### WORK REQUIRED
Report each line of the data that has "Link" somewhere in it.
::: EXERCISE MATERIAL
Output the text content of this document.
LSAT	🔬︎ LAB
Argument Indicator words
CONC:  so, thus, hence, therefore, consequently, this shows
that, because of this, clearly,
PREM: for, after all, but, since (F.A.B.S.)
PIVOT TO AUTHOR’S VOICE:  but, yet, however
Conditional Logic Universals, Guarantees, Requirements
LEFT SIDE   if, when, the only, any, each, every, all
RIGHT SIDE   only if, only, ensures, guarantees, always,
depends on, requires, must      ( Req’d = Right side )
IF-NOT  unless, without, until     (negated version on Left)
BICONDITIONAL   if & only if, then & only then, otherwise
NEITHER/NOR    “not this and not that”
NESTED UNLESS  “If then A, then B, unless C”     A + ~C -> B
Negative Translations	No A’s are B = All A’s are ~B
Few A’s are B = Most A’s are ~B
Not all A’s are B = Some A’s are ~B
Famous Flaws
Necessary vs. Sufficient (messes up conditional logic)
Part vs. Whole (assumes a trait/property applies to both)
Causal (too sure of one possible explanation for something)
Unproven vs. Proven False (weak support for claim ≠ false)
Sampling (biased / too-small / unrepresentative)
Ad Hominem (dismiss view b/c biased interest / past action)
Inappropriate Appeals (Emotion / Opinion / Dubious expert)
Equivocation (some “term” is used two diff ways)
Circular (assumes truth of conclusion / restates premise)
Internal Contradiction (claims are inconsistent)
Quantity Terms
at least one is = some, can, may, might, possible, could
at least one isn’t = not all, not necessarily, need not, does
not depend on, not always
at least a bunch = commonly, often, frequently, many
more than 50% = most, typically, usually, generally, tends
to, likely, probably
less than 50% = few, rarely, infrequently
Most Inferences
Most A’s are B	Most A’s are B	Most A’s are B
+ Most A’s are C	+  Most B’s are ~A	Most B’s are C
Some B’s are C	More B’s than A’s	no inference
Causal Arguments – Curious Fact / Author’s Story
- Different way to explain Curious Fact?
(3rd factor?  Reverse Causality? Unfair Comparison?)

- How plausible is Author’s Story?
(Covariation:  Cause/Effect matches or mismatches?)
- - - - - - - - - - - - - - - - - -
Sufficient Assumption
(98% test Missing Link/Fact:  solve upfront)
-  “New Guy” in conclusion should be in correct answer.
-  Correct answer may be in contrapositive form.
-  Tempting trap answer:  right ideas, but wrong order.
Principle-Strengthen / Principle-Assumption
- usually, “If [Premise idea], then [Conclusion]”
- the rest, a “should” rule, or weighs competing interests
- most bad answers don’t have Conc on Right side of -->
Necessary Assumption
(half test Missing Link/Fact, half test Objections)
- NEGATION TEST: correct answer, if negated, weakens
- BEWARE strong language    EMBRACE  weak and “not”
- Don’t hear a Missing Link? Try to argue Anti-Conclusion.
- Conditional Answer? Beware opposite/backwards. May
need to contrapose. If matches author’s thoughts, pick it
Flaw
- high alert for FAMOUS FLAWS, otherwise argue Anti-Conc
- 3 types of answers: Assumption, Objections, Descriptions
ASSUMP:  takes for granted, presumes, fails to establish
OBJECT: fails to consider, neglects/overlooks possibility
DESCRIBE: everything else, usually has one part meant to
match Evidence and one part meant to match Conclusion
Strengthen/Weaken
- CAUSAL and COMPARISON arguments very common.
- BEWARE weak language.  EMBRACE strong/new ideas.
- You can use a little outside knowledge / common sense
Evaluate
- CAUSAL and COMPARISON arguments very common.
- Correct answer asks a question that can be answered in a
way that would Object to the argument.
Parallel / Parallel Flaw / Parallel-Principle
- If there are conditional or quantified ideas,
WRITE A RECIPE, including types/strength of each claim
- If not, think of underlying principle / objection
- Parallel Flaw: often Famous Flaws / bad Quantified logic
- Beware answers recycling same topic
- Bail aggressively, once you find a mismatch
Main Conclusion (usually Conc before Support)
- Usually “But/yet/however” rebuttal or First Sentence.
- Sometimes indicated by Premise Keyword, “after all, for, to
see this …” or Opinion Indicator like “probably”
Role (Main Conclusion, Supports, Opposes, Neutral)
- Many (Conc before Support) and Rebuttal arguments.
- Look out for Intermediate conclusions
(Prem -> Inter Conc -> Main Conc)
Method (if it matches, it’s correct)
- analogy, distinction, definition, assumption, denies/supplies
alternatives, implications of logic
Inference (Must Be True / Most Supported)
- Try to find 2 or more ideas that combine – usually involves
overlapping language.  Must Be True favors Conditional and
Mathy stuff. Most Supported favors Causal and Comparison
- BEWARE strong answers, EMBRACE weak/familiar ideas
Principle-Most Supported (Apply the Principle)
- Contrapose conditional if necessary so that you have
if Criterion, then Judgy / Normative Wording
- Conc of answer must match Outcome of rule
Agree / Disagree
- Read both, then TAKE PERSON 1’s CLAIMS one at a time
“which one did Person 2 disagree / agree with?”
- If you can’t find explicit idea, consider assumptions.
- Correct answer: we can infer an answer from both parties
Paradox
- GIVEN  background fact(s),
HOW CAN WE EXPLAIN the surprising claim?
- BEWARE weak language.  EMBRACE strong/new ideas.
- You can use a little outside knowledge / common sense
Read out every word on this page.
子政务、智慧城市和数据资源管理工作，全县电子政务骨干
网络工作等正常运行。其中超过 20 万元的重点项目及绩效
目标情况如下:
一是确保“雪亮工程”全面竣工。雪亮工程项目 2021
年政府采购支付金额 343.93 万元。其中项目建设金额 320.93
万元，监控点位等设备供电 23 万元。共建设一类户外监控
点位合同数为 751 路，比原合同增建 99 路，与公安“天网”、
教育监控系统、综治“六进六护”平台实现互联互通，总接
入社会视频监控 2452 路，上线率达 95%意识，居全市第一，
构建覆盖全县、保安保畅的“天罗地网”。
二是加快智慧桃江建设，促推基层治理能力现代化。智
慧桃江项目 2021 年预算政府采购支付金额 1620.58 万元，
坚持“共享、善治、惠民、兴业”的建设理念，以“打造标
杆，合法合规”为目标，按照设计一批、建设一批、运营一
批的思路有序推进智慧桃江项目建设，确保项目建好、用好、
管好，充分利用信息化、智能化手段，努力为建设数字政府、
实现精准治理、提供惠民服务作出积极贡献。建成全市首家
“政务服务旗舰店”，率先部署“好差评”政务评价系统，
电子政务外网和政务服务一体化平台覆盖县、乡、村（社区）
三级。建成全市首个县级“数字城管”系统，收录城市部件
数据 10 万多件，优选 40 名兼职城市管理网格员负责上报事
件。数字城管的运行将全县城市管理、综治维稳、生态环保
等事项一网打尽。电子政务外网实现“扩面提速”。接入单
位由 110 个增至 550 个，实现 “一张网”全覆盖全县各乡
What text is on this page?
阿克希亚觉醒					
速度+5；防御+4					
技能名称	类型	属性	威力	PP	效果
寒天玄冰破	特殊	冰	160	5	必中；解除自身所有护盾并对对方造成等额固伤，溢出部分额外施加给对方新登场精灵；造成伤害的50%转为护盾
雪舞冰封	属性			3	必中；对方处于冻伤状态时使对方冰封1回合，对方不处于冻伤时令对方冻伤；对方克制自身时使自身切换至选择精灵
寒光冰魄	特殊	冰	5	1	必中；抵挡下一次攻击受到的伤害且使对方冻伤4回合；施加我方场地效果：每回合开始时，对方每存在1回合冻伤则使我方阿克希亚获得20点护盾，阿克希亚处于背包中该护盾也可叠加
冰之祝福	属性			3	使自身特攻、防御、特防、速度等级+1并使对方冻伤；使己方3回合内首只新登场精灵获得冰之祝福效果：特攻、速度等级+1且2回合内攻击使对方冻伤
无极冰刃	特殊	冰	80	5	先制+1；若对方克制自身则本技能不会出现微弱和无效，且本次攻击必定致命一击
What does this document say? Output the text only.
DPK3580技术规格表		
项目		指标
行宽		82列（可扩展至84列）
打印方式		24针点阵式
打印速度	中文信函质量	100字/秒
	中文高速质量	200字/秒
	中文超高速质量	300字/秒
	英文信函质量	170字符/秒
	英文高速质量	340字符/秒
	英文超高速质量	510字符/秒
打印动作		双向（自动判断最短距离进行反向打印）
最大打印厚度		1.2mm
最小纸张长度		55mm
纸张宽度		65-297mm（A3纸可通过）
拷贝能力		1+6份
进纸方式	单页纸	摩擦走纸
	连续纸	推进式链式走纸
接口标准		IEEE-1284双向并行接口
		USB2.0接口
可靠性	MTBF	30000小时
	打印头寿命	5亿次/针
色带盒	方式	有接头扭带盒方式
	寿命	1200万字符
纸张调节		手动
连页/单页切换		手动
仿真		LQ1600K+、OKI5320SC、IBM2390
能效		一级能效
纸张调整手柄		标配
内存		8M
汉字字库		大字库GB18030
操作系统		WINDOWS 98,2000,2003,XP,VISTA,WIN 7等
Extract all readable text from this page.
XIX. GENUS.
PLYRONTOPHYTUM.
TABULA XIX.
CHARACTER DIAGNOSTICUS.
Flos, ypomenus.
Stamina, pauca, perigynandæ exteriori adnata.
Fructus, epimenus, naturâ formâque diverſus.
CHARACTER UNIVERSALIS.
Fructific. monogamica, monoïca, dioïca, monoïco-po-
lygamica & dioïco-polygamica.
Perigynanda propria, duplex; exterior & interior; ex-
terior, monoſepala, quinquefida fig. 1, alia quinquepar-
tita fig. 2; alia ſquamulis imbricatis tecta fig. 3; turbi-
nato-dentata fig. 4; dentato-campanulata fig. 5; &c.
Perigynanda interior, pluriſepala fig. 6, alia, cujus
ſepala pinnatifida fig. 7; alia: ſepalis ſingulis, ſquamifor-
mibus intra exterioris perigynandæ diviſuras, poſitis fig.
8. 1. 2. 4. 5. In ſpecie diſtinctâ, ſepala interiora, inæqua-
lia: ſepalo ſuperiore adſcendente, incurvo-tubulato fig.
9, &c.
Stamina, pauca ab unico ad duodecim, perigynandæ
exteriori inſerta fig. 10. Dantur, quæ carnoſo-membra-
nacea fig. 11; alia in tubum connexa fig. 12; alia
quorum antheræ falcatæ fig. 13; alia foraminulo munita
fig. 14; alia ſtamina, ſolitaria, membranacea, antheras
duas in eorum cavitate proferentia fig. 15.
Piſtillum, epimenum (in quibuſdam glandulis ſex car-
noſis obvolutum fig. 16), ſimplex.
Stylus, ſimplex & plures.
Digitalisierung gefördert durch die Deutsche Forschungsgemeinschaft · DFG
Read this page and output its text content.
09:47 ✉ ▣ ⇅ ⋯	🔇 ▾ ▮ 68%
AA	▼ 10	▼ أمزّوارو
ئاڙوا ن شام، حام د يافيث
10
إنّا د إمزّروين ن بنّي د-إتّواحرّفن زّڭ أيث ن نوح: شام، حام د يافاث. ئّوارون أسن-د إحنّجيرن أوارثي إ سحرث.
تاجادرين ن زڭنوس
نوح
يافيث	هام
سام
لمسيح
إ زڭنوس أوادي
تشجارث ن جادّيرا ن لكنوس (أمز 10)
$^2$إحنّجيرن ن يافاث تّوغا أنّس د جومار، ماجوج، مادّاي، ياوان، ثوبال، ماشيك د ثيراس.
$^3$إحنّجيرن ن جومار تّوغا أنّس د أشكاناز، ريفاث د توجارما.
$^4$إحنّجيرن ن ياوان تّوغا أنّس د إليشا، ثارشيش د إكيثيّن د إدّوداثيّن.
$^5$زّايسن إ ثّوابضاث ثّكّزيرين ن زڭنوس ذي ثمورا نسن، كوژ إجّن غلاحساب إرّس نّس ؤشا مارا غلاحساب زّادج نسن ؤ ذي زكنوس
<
::::::
### FINISHED TASK
(98% test Missing Link/Fact:  solve upfront)
(half test Missing Link/Fact, half test Objections)
- Don’t hear a Missing Link? Try to argue Anti-Conclusion.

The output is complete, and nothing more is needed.